__Task to complete__
Filter the data below for the string "ylabel" and copy each matching line.

__Given data__
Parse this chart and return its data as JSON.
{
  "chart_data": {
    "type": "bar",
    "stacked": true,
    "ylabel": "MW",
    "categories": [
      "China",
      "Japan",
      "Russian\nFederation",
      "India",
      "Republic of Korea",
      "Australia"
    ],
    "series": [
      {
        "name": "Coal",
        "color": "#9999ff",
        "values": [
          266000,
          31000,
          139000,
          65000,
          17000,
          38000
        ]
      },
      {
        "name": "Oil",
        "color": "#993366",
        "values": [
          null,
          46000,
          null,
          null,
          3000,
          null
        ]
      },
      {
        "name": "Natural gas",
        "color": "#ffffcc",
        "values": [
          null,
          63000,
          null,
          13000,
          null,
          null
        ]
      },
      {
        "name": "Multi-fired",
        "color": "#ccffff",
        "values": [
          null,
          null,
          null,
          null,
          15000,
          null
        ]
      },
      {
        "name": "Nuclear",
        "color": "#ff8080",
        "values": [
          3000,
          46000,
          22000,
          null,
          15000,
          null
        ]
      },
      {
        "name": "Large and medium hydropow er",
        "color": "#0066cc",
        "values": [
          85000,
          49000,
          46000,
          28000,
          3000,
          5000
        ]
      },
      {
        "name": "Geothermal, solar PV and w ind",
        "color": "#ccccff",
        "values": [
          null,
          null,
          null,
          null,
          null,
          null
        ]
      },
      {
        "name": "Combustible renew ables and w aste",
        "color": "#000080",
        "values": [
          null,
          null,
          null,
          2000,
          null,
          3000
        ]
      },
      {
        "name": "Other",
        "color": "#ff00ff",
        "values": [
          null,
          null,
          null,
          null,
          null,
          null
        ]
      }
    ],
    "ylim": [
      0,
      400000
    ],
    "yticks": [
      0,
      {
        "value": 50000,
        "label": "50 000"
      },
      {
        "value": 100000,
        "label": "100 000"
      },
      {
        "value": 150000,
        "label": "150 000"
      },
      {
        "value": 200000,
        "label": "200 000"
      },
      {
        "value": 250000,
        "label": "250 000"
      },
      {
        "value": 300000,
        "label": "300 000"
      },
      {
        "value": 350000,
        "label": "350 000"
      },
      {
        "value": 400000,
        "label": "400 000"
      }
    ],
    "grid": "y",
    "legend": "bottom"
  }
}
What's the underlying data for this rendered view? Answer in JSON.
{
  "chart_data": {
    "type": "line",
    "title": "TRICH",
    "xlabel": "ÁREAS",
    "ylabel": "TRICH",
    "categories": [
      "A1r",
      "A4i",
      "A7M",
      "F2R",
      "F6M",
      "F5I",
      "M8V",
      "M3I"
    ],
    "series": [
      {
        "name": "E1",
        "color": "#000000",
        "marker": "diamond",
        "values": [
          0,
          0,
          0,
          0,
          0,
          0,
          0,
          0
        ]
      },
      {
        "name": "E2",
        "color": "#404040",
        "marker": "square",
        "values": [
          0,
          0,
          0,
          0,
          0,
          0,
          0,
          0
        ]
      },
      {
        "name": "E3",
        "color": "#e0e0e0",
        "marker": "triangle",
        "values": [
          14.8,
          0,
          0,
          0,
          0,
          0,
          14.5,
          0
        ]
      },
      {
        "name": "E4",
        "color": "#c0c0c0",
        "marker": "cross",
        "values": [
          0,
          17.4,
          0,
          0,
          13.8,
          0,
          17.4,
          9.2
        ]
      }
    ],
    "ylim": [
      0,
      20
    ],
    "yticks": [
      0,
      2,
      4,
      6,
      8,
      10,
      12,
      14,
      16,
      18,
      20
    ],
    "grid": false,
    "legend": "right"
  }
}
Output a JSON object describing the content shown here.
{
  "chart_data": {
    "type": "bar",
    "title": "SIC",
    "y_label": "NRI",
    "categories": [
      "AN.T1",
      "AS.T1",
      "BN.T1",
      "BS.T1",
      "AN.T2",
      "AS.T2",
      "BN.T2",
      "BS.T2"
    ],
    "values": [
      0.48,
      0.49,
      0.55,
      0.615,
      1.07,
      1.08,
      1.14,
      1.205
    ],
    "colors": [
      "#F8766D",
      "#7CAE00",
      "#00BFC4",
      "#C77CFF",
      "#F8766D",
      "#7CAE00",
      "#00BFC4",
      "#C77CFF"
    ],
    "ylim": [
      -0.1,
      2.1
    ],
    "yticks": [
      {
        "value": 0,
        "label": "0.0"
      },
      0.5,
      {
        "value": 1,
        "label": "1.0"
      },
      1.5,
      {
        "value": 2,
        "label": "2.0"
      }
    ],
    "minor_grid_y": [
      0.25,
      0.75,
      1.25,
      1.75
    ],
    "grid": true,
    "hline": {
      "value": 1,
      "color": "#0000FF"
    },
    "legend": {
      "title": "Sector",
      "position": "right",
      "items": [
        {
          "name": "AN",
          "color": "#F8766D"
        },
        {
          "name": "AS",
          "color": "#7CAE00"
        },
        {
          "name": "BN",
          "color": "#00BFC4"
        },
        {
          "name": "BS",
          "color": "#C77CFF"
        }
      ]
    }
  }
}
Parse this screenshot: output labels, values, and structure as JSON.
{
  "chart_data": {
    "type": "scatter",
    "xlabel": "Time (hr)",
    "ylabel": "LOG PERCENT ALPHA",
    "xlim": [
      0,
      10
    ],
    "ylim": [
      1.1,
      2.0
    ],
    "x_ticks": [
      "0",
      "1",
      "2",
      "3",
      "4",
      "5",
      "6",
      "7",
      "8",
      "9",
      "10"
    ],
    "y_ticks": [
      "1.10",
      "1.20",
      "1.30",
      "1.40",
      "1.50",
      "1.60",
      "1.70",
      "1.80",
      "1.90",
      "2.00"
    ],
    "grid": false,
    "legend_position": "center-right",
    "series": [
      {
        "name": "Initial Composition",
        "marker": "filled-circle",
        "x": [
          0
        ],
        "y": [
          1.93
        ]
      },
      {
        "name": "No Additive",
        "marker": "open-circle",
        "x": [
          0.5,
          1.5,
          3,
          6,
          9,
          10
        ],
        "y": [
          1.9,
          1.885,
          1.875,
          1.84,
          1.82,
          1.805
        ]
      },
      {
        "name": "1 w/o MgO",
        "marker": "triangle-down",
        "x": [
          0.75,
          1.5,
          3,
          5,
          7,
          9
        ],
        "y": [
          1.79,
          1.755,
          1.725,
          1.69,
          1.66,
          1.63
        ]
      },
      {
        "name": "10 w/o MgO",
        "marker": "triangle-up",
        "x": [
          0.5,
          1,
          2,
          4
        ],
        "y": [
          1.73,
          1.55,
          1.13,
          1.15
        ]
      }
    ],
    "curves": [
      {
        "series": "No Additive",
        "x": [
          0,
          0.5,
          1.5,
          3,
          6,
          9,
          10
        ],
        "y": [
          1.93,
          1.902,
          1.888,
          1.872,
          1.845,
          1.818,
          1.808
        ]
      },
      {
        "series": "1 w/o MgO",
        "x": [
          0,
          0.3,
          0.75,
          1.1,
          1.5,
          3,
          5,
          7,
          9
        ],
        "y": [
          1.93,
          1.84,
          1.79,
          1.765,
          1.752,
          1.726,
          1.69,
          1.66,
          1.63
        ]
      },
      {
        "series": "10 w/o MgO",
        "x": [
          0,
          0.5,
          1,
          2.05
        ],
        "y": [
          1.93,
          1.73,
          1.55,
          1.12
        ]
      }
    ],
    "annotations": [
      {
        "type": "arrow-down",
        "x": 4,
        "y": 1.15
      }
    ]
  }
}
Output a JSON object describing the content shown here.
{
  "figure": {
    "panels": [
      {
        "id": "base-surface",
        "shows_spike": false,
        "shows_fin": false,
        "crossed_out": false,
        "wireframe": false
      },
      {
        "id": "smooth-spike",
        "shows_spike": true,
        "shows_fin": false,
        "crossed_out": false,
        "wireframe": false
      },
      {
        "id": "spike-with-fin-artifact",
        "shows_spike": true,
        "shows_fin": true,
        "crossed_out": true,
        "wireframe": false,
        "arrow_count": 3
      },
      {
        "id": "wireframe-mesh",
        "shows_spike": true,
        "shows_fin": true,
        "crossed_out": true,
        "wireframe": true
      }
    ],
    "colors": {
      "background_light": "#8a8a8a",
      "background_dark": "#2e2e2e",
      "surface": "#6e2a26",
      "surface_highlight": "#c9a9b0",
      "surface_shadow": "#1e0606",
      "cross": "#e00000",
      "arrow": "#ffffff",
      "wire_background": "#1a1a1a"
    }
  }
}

__Exercise answer__
    "ylabel": "MW",
    "ylabel": "TRICH",
    "ylabel": "LOG PERCENT ALPHA",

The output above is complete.